Material shown:
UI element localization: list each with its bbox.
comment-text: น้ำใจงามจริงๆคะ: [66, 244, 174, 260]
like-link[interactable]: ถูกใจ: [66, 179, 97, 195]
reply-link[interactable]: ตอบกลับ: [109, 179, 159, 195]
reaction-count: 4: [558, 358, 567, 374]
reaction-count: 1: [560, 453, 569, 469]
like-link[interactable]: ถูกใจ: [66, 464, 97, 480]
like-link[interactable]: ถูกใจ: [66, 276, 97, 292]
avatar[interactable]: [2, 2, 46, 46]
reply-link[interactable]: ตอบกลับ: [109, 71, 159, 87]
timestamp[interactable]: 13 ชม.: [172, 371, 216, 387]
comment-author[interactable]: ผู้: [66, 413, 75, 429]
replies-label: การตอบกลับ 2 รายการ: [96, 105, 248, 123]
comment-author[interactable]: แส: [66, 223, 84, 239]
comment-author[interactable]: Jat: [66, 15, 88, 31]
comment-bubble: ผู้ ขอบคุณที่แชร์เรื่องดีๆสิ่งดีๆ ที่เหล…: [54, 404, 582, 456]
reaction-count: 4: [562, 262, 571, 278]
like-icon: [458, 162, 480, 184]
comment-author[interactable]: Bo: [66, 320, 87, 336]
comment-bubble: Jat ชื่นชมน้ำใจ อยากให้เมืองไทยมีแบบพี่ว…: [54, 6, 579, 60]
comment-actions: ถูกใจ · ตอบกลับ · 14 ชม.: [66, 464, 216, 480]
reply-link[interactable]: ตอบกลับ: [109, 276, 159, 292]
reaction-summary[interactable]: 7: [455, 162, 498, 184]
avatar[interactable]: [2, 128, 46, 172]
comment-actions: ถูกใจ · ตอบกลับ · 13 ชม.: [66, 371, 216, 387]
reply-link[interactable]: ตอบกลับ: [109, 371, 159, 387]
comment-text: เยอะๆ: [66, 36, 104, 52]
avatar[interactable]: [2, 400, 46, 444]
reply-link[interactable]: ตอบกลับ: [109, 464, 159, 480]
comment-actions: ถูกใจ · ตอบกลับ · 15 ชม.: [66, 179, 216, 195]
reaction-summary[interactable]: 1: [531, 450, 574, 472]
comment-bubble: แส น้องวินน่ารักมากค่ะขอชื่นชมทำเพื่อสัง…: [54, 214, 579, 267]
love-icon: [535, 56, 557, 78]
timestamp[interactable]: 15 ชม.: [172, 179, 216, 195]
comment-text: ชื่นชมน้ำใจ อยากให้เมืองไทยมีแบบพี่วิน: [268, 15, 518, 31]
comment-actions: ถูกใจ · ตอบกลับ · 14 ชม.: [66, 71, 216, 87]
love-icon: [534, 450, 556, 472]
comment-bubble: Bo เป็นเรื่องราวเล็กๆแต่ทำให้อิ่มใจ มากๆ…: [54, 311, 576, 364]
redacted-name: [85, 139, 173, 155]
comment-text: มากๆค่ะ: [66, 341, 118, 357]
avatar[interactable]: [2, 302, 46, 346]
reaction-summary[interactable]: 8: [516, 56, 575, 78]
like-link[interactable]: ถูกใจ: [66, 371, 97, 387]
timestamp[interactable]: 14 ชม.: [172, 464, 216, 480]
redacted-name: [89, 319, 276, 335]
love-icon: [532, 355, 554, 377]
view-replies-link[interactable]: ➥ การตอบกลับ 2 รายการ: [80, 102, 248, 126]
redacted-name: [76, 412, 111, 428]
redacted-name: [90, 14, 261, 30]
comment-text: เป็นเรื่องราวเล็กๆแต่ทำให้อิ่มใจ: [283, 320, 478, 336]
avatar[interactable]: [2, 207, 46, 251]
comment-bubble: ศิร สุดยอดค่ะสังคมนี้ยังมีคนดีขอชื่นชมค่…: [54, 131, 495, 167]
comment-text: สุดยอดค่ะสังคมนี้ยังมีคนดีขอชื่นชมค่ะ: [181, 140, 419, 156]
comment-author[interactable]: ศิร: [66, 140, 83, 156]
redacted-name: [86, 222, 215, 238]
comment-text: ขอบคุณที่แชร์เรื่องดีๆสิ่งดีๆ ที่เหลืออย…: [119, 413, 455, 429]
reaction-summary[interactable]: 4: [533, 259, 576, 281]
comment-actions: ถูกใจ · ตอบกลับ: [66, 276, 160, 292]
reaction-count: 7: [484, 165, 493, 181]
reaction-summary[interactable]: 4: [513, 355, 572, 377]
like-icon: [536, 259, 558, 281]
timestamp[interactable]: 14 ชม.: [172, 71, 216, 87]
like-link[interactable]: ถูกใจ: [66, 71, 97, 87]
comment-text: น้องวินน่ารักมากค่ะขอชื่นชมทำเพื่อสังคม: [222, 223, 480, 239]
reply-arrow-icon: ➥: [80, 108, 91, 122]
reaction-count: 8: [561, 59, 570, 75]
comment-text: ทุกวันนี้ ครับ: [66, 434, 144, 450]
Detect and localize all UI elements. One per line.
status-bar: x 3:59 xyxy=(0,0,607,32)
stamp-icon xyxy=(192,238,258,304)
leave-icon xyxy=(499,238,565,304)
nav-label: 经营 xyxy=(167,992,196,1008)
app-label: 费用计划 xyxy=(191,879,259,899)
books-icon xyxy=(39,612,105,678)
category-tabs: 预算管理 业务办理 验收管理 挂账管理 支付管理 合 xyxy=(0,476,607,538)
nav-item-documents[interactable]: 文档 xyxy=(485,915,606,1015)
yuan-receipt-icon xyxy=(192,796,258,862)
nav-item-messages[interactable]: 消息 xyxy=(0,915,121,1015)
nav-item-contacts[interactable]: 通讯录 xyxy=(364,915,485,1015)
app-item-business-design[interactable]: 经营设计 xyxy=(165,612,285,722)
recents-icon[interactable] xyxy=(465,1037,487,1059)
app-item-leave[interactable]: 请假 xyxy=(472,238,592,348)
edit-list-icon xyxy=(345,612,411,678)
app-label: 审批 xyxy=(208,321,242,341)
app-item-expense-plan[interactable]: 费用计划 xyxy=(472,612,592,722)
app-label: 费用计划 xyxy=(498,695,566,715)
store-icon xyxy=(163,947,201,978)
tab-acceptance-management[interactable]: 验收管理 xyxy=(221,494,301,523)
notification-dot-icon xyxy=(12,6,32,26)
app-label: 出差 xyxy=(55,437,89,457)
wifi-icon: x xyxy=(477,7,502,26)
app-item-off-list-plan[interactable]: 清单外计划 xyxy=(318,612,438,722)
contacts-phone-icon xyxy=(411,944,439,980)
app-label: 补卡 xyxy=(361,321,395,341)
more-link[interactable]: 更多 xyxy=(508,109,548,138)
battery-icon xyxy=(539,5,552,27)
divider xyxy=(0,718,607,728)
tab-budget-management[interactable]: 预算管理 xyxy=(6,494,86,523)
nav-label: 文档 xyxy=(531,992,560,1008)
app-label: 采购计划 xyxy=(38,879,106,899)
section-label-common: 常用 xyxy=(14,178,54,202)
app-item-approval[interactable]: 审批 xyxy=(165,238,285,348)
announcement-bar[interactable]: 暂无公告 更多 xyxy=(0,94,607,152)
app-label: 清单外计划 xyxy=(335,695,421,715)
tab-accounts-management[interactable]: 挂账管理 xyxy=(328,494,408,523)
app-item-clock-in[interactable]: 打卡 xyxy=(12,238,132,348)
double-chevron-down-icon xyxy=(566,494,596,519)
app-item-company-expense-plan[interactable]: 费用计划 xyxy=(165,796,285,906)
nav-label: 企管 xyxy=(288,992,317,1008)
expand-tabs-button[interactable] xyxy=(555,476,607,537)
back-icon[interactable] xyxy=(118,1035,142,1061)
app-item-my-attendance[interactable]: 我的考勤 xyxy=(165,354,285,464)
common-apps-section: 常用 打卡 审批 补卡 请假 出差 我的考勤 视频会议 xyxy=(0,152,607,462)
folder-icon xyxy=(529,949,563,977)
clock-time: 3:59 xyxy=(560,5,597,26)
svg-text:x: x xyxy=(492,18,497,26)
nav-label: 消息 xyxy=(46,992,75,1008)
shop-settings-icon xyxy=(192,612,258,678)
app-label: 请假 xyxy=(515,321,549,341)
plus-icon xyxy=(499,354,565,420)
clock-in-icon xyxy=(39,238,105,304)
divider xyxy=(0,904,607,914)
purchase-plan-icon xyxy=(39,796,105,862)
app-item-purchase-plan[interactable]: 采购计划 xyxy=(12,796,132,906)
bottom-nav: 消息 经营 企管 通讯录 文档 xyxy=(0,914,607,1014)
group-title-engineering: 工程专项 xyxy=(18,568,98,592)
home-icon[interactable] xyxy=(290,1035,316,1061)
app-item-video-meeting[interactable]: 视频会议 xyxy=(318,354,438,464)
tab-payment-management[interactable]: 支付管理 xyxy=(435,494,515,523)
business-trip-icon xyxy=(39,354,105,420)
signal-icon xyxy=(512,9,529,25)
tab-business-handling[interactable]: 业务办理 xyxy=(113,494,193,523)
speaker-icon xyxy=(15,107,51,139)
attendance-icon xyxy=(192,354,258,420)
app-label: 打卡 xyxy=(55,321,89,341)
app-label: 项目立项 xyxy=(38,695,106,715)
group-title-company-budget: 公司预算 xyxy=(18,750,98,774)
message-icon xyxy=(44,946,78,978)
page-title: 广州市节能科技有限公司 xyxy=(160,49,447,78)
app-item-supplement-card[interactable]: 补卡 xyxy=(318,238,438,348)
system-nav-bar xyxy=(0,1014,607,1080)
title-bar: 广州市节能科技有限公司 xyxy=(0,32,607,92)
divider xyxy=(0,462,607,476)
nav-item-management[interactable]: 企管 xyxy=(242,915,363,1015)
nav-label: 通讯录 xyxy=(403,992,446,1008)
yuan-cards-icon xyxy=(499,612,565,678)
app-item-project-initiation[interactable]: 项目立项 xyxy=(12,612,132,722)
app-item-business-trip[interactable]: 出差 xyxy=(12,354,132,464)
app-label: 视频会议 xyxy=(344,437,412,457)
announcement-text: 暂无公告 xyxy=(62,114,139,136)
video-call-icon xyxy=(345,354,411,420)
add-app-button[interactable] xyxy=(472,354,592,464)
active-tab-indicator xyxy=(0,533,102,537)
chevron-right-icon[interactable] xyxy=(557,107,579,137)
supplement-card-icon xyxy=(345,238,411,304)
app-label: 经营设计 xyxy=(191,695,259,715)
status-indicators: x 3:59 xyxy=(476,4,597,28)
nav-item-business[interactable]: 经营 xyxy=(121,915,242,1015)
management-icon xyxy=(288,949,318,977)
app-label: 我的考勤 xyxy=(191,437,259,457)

Aim of the exercise: Can you copy, word for word, the lines of the items from the very first line up to and including the line with "reaction-count: 1: [560, 453, 569, 469]"?

Result of this task:
UI element localization: list each with its bbox.
comment-text: น้ำใจงามจริงๆคะ: [66, 244, 174, 260]
like-link[interactable]: ถูกใจ: [66, 179, 97, 195]
reply-link[interactable]: ตอบกลับ: [109, 179, 159, 195]
reaction-count: 4: [558, 358, 567, 374]
reaction-count: 1: [560, 453, 569, 469]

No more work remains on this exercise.